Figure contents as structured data
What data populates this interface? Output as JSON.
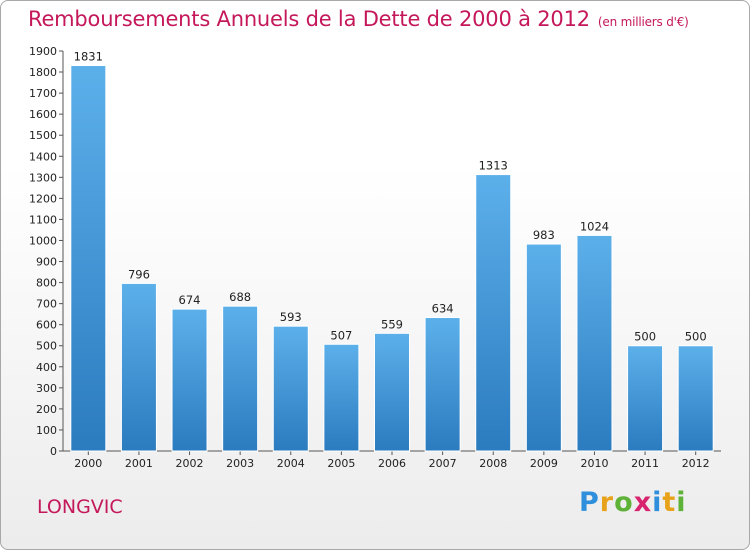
{
  "header": {
    "title": "Remboursements Annuels de la Dette de 2000 à 2012",
    "unit": "(en milliers d'€)"
  },
  "footer": {
    "city": "LONGVIC",
    "logo_letters": [
      "P",
      "r",
      "o",
      "x",
      "i",
      "t",
      "i"
    ],
    "logo_colors": [
      "#2f8fdc",
      "#e8a21a",
      "#5fb238",
      "#d8246e",
      "#2f8fdc",
      "#e8a21a",
      "#5fb238"
    ]
  },
  "colors": {
    "bar_top": "#5cb0ea",
    "bar_bottom": "#2b7bbf",
    "accent": "#c4185a"
  },
  "chart_data": {
    "type": "bar",
    "title": "Remboursements Annuels de la Dette de 2000 à 2012",
    "subtitle": "(en milliers d'€)",
    "categories": [
      "2000",
      "2001",
      "2002",
      "2003",
      "2004",
      "2005",
      "2006",
      "2007",
      "2008",
      "2009",
      "2010",
      "2011",
      "2012"
    ],
    "values": [
      1831,
      796,
      674,
      688,
      593,
      507,
      559,
      634,
      1313,
      983,
      1024,
      500,
      500
    ],
    "ylim": [
      0,
      1900
    ],
    "ytick_step": 100,
    "grid": false,
    "legend": "none"
  }
}
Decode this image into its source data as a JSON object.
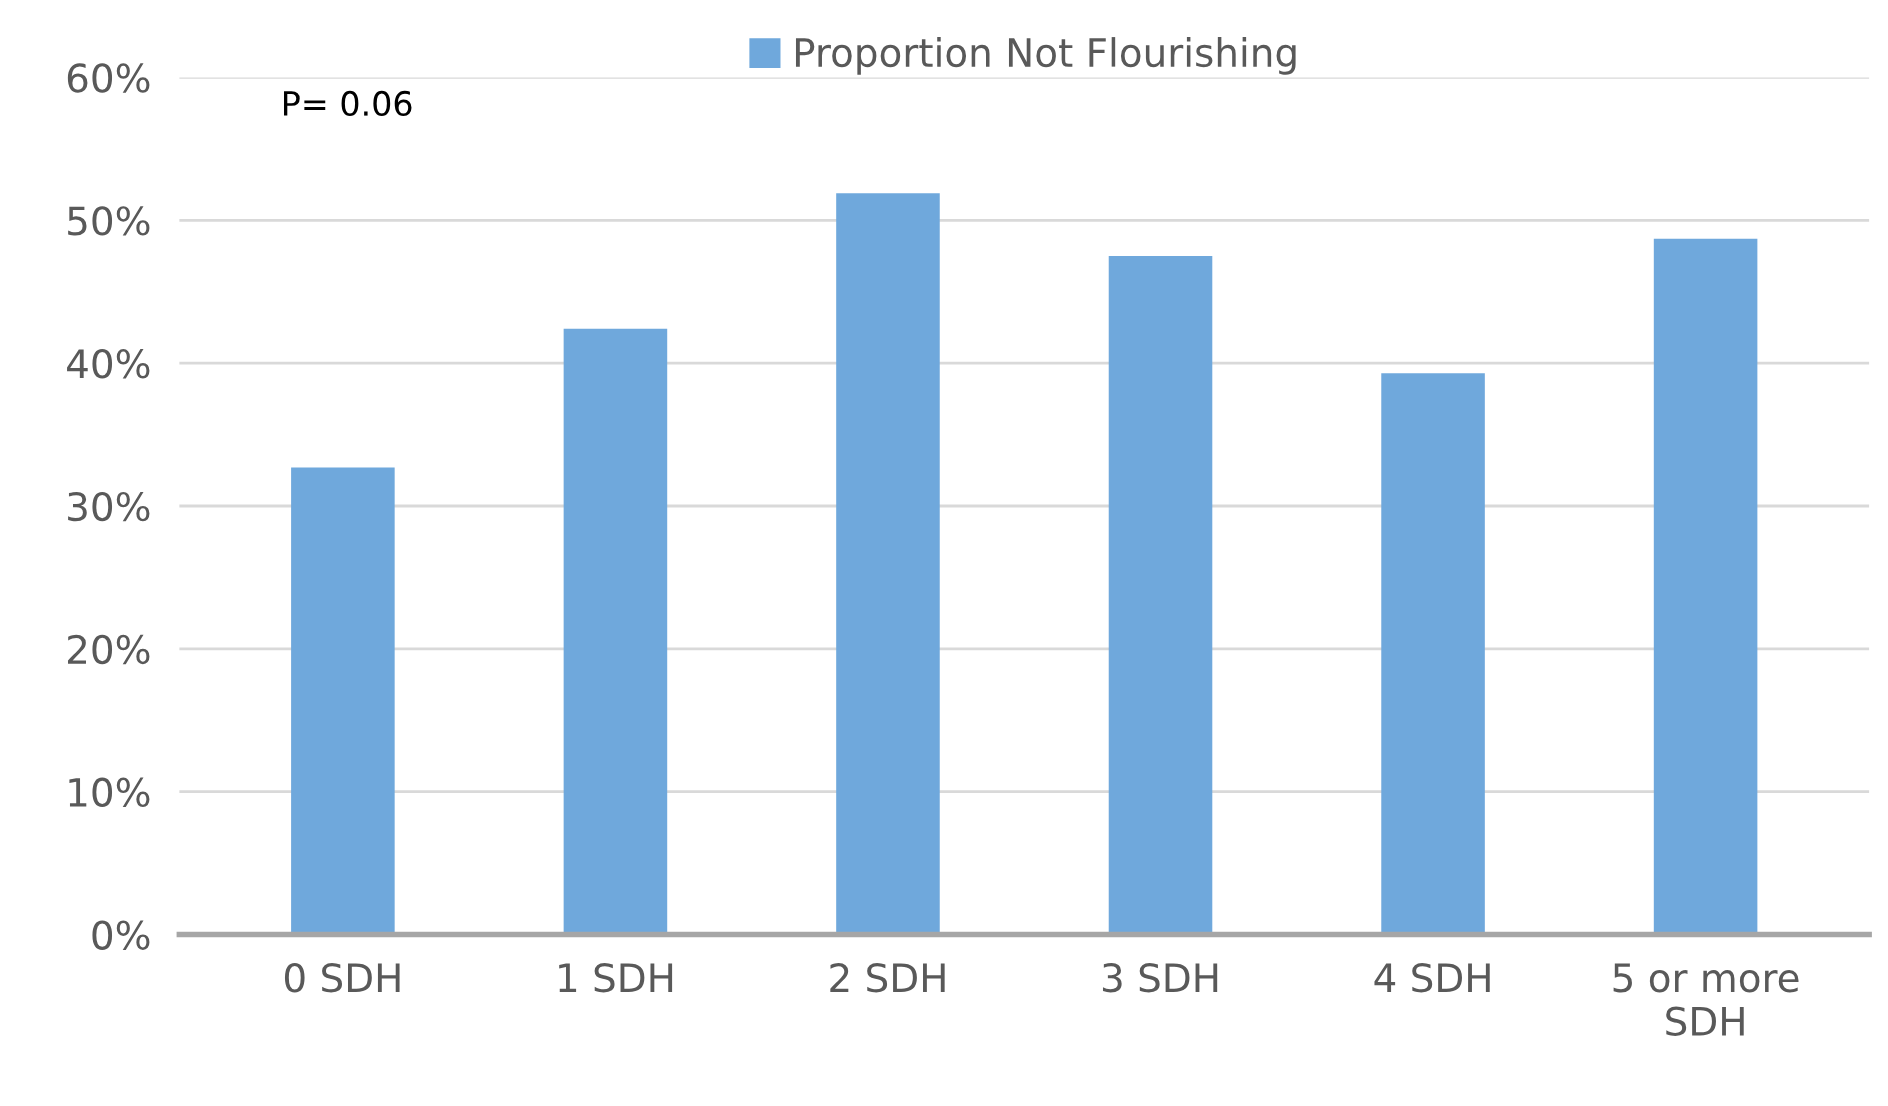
{
  "chart_data": {
    "type": "bar",
    "categories": [
      "0 SDH",
      "1 SDH",
      "2 SDH",
      "3 SDH",
      "4 SDH",
      "5 or more\nSDH"
    ],
    "series": [
      {
        "name": "Proportion Not Flourishing",
        "color": "#6fa8dc",
        "values": [
          32.7,
          42.4,
          51.9,
          47.5,
          39.3,
          48.7
        ]
      }
    ],
    "ylim": [
      0,
      60
    ],
    "yticks": [
      {
        "value": 0,
        "label": "0%"
      },
      {
        "value": 10,
        "label": "10%"
      },
      {
        "value": 20,
        "label": "20%"
      },
      {
        "value": 30,
        "label": "30%"
      },
      {
        "value": 40,
        "label": "40%"
      },
      {
        "value": 50,
        "label": "50%"
      },
      {
        "value": 60,
        "label": "60%"
      }
    ],
    "grid": "y",
    "legend": "top",
    "annotations": [
      "P= 0.06"
    ]
  }
}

__INSTRUCTION__. Pick out each line above that includes "milliers" and show it.

__THE SOLUTION__.
    "unit": "(en milliers d'€)"
    "subtitle": "(en milliers d'€)",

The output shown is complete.